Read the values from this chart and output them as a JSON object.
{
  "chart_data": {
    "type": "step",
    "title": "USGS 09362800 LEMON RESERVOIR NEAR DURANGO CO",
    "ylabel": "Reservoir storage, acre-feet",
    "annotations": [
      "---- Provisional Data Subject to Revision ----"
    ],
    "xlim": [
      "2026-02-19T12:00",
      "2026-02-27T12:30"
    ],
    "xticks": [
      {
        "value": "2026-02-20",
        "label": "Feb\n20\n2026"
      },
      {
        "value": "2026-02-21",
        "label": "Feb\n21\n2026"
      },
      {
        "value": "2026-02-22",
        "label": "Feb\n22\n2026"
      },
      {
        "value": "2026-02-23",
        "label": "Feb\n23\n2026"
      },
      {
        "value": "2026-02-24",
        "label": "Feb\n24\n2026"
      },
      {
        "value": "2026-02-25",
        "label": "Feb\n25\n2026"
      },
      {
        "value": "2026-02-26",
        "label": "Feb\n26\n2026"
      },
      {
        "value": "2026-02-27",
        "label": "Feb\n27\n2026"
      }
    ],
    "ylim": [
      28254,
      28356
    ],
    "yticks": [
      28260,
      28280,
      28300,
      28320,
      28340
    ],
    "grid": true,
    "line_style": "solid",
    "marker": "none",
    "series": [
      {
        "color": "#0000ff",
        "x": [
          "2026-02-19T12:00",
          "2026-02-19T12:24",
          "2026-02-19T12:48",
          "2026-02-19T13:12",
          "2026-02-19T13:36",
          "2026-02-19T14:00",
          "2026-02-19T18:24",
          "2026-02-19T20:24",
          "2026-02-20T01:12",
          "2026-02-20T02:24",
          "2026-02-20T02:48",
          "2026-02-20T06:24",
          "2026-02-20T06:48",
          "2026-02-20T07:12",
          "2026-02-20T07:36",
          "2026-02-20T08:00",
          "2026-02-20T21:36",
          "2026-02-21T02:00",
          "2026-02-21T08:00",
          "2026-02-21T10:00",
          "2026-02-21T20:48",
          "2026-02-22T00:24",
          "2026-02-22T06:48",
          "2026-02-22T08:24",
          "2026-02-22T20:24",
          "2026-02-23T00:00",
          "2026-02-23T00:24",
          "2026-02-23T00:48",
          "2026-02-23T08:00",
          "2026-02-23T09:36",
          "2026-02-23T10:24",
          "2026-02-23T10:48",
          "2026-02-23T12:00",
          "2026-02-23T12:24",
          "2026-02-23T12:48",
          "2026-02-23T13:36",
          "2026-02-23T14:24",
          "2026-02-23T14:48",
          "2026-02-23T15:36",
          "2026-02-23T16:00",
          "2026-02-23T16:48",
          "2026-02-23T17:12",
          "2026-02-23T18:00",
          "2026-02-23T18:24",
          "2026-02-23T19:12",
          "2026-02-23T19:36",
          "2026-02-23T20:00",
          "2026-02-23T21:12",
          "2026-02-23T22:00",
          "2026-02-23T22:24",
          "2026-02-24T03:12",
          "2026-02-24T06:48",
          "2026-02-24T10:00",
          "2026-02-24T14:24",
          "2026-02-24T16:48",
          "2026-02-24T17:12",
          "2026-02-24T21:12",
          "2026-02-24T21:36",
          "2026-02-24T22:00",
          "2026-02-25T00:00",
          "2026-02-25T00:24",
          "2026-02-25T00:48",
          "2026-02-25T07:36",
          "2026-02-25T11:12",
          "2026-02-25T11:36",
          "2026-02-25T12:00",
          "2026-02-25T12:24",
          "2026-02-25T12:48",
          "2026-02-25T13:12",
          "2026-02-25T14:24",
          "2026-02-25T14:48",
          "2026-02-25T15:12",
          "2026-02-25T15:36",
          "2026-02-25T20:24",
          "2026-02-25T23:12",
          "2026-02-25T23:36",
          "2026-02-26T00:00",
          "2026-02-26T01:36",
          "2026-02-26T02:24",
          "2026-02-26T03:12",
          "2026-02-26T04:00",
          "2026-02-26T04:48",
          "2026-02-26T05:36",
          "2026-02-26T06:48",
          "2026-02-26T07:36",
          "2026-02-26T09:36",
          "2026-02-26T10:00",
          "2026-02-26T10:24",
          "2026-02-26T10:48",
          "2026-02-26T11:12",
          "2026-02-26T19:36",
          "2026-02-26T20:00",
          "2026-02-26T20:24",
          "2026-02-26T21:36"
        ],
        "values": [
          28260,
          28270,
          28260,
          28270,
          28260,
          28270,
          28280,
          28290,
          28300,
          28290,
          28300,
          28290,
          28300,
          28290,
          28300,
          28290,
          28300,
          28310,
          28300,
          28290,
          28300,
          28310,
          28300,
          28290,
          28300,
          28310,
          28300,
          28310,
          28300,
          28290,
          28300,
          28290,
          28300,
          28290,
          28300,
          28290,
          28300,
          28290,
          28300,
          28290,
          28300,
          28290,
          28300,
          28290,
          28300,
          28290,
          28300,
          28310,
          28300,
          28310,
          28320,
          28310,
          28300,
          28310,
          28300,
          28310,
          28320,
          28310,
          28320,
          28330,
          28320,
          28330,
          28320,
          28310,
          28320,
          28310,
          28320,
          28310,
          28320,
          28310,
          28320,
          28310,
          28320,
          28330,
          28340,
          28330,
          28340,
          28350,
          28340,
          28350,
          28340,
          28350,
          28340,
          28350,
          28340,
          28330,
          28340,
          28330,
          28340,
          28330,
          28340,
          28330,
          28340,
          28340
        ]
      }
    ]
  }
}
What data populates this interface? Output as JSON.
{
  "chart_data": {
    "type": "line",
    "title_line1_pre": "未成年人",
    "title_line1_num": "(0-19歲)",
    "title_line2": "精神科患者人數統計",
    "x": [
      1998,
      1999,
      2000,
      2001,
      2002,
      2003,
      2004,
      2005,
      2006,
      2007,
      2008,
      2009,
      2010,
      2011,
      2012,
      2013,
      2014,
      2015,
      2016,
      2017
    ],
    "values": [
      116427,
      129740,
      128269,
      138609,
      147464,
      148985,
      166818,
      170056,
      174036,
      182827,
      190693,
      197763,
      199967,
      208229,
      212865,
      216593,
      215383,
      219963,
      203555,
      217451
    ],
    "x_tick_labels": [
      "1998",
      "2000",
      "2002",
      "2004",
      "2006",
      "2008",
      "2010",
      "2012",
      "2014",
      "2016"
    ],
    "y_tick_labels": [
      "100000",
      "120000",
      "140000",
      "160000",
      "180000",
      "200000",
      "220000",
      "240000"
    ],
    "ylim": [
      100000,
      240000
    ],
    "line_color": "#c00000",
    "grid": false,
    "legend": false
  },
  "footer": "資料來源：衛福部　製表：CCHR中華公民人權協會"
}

▸ Job: Show the data once more, exactly as it was written.

▸ Exercise response:
Read the values from this chart and output them as a JSON object.
{
  "chart_data": {
    "type": "step",
    "title": "USGS 09362800 LEMON RESERVOIR NEAR DURANGO CO",
    "ylabel": "Reservoir storage, acre-feet",
    "annotations": [
      "---- Provisional Data Subject to Revision ----"
    ],
    "xlim": [
      "2026-02-19T12:00",
      "2026-02-27T12:30"
    ],
    "xticks": [
      {
        "value": "2026-02-20",
        "label": "Feb\n20\n2026"
      },
      {
        "value": "2026-02-21",
        "label": "Feb\n21\n2026"
      },
      {
        "value": "2026-02-22",
        "label": "Feb\n22\n2026"
      },
      {
        "value": "2026-02-23",
        "label": "Feb\n23\n2026"
      },
      {
        "value": "2026-02-24",
        "label": "Feb\n24\n2026"
      },
      {
        "value": "2026-02-25",
        "label": "Feb\n25\n2026"
      },
      {
        "value": "2026-02-26",
        "label": "Feb\n26\n2026"
      },
      {
        "value": "2026-02-27",
        "label": "Feb\n27\n2026"
      }
    ],
    "ylim": [
      28254,
      28356
    ],
    "yticks": [
      28260,
      28280,
      28300,
      28320,
      28340
    ],
    "grid": true,
    "line_style": "solid",
    "marker": "none",
    "series": [
      {
        "color": "#0000ff",
        "x": [
          "2026-02-19T12:00",
          "2026-02-19T12:24",
          "2026-02-19T12:48",
          "2026-02-19T13:12",
          "2026-02-19T13:36",
          "2026-02-19T14:00",
          "2026-02-19T18:24",
          "2026-02-19T20:24",
          "2026-02-20T01:12",
          "2026-02-20T02:24",
          "2026-02-20T02:48",
          "2026-02-20T06:24",
          "2026-02-20T06:48",
          "2026-02-20T07:12",
          "2026-02-20T07:36",
          "2026-02-20T08:00",
          "2026-02-20T21:36",
          "2026-02-21T02:00",
          "2026-02-21T08:00",
          "2026-02-21T10:00",
          "2026-02-21T20:48",
          "2026-02-22T00:24",
          "2026-02-22T06:48",
          "2026-02-22T08:24",
          "2026-02-22T20:24",
          "2026-02-23T00:00",
          "2026-02-23T00:24",
          "2026-02-23T00:48",
          "2026-02-23T08:00",
          "2026-02-23T09:36",
          "2026-02-23T10:24",
          "2026-02-23T10:48",
          "2026-02-23T12:00",
          "2026-02-23T12:24",
          "2026-02-23T12:48",
          "2026-02-23T13:36",
          "2026-02-23T14:24",
          "2026-02-23T14:48",
          "2026-02-23T15:36",
          "2026-02-23T16:00",
          "2026-02-23T16:48",
          "2026-02-23T17:12",
          "2026-02-23T18:00",
          "2026-02-23T18:24",
          "2026-02-23T19:12",
          "2026-02-23T19:36",
          "2026-02-23T20:00",
          "2026-02-23T21:12",
          "2026-02-23T22:00",
          "2026-02-23T22:24",
          "2026-02-24T03:12",
          "2026-02-24T06:48",
          "2026-02-24T10:00",
          "2026-02-24T14:24",
          "2026-02-24T16:48",
          "2026-02-24T17:12",
          "2026-02-24T21:12",
          "2026-02-24T21:36",
          "2026-02-24T22:00",
          "2026-02-25T00:00",
          "2026-02-25T00:24",
          "2026-02-25T00:48",
          "2026-02-25T07:36",
          "2026-02-25T11:12",
          "2026-02-25T11:36",
          "2026-02-25T12:00",
          "2026-02-25T12:24",
          "2026-02-25T12:48",
          "2026-02-25T13:12",
          "2026-02-25T14:24",
          "2026-02-25T14:48",
          "2026-02-25T15:12",
          "2026-02-25T15:36",
          "2026-02-25T20:24",
          "2026-02-25T23:12",
          "2026-02-25T23:36",
          "2026-02-26T00:00",
          "2026-02-26T01:36",
          "2026-02-26T02:24",
          "2026-02-26T03:12",
          "2026-02-26T04:00",
          "2026-02-26T04:48",
          "2026-02-26T05:36",
          "2026-02-26T06:48",
          "2026-02-26T07:36",
          "2026-02-26T09:36",
          "2026-02-26T10:00",
          "2026-02-26T10:24",
          "2026-02-26T10:48",
          "2026-02-26T11:12",
          "2026-02-26T19:36",
          "2026-02-26T20:00",
          "2026-02-26T20:24",
          "2026-02-26T21:36"
        ],
        "values": [
          28260,
          28270,
          28260,
          28270,
          28260,
          28270,
          28280,
          28290,
          28300,
          28290,
          28300,
          28290,
          28300,
          28290,
          28300,
          28290,
          28300,
          28310,
          28300,
          28290,
          28300,
          28310,
          28300,
          28290,
          28300,
          28310,
          28300,
          28310,
          28300,
          28290,
          28300,
          28290,
          28300,
          28290,
          28300,
          28290,
          28300,
          28290,
          28300,
          28290,
          28300,
          28290,
          28300,
          28290,
          28300,
          28290,
          28300,
          28310,
          28300,
          28310,
          28320,
          28310,
          28300,
          28310,
          28300,
          28310,
          28320,
          28310,
          28320,
          28330,
          28320,
          28330,
          28320,
          28310,
          28320,
          28310,
          28320,
          28310,
          28320,
          28310,
          28320,
          28310,
          28320,
          28330,
          28340,
          28330,
          28340,
          28350,
          28340,
          28350,
          28340,
          28350,
          28340,
          28350,
          28340,
          28330,
          28340,
          28330,
          28340,
          28330,
          28340,
          28330,
          28340,
          28340
        ]
      }
    ]
  }
}
What data populates this interface? Output as JSON.
{
  "chart_data": {
    "type": "line",
    "title_line1_pre": "未成年人",
    "title_line1_num": "(0-19歲)",
    "title_line2": "精神科患者人數統計",
    "x": [
      1998,
      1999,
      2000,
      2001,
      2002,
      2003,
      2004,
      2005,
      2006,
      2007,
      2008,
      2009,
      2010,
      2011,
      2012,
      2013,
      2014,
      2015,
      2016,
      2017
    ],
    "values": [
      116427,
      129740,
      128269,
      138609,
      147464,
      148985,
      166818,
      170056,
      174036,
      182827,
      190693,
      197763,
      199967,
      208229,
      212865,
      216593,
      215383,
      219963,
      203555,
      217451
    ],
    "x_tick_labels": [
      "1998",
      "2000",
      "2002",
      "2004",
      "2006",
      "2008",
      "2010",
      "2012",
      "2014",
      "2016"
    ],
    "y_tick_labels": [
      "100000",
      "120000",
      "140000",
      "160000",
      "180000",
      "200000",
      "220000",
      "240000"
    ],
    "ylim": [
      100000,
      240000
    ],
    "line_color": "#c00000",
    "grid": false,
    "legend": false
  },
  "footer": "資料來源：衛福部　製表：CCHR中華公民人權協會"
}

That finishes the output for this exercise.